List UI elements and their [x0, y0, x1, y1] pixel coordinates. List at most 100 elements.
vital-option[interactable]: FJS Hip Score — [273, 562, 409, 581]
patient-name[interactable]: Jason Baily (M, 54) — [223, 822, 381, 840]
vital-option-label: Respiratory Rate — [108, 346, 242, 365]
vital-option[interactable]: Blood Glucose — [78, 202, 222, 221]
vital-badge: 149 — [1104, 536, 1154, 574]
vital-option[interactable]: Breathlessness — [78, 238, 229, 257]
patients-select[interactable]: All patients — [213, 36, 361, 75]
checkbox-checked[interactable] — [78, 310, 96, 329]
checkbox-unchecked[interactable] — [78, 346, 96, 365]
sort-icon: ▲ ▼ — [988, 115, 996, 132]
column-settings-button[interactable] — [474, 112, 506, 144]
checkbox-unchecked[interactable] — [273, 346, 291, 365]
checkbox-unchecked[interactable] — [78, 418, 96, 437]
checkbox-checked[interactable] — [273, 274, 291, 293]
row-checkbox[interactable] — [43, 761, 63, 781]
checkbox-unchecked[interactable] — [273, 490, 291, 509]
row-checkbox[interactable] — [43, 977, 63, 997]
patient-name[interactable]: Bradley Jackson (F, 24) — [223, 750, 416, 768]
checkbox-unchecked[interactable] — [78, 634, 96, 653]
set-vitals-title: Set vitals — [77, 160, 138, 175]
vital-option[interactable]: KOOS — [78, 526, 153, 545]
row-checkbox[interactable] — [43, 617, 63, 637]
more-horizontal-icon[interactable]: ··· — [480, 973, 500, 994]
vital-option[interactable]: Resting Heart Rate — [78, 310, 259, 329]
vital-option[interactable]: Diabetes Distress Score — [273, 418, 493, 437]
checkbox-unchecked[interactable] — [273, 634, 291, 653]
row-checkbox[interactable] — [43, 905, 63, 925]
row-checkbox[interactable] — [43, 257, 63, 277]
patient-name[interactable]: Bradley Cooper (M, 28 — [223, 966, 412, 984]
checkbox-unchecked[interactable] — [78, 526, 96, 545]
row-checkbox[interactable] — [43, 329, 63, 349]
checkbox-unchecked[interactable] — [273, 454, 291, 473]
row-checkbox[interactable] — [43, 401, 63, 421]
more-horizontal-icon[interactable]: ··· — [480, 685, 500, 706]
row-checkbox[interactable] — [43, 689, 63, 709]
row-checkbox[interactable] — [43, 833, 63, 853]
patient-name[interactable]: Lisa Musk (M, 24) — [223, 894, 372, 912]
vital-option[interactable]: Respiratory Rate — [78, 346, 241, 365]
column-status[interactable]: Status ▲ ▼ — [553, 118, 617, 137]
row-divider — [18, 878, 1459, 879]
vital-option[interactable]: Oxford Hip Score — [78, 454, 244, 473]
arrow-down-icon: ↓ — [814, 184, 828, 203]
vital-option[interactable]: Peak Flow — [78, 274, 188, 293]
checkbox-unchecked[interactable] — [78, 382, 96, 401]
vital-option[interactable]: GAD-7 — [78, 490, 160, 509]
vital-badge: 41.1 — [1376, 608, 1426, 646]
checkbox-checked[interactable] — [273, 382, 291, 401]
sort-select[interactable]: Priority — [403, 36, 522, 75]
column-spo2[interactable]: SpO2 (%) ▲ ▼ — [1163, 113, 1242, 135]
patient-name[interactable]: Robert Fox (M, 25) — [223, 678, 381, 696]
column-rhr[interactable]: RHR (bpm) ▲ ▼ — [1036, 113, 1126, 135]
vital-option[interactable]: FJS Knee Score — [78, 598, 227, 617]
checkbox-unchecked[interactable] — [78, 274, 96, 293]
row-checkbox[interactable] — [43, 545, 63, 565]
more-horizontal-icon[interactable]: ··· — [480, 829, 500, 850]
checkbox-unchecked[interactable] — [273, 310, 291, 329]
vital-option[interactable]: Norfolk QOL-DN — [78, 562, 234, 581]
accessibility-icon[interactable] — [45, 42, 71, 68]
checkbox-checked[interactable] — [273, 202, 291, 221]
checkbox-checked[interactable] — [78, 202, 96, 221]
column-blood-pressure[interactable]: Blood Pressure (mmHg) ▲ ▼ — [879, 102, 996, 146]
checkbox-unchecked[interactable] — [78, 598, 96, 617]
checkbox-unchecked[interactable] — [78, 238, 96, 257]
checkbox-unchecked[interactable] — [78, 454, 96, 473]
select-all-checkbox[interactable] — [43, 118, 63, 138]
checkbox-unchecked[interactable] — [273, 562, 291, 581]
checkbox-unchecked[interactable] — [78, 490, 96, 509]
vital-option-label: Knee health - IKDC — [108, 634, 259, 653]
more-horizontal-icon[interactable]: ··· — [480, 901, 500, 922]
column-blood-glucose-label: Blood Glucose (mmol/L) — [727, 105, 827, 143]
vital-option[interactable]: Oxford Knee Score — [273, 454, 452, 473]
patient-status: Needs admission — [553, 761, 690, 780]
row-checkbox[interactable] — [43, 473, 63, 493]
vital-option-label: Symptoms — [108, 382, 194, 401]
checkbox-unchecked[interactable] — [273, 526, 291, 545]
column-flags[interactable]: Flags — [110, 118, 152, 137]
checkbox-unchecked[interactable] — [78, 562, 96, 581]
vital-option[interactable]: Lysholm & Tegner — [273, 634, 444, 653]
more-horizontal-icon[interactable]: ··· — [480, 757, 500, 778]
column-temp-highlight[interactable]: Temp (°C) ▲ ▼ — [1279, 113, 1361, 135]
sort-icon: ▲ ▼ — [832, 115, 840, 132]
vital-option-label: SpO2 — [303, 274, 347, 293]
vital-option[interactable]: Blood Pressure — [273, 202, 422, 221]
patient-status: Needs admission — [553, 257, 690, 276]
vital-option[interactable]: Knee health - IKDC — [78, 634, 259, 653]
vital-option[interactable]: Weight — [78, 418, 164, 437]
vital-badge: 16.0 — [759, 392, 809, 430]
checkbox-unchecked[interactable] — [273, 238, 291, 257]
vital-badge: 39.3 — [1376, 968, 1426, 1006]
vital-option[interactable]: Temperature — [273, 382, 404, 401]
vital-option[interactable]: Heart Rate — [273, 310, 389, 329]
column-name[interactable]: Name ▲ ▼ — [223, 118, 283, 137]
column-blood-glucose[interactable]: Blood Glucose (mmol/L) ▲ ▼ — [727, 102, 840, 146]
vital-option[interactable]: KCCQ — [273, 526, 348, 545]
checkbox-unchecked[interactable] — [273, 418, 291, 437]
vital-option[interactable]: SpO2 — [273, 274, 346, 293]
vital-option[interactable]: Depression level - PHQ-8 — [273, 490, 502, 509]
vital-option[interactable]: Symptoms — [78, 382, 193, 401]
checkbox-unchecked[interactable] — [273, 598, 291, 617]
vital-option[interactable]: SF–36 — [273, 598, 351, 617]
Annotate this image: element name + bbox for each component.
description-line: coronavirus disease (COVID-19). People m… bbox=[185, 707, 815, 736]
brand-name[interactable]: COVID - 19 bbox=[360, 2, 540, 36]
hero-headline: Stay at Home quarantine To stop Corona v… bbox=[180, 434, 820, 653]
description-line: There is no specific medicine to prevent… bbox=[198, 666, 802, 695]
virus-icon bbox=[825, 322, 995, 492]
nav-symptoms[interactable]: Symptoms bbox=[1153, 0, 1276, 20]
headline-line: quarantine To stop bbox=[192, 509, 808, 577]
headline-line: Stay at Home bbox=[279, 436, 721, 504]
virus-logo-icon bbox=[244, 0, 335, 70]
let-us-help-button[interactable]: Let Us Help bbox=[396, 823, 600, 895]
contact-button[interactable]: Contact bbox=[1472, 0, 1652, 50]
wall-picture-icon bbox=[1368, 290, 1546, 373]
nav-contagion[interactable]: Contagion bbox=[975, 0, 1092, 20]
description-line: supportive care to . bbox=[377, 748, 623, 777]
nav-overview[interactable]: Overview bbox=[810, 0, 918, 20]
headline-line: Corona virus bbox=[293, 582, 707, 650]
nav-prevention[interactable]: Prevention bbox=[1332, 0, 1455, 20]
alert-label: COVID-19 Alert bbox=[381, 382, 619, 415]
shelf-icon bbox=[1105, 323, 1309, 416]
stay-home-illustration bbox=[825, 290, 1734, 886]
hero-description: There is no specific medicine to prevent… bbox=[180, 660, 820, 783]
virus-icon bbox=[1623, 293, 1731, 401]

= = =

--- Task brief ---
Give every line of the material that includes the string "stop".

--- Solution for this task ---
hero-headline: Stay at Home quarantine To stop Corona v… bbox=[180, 434, 820, 653]
headline-line: quarantine To stop bbox=[192, 509, 808, 577]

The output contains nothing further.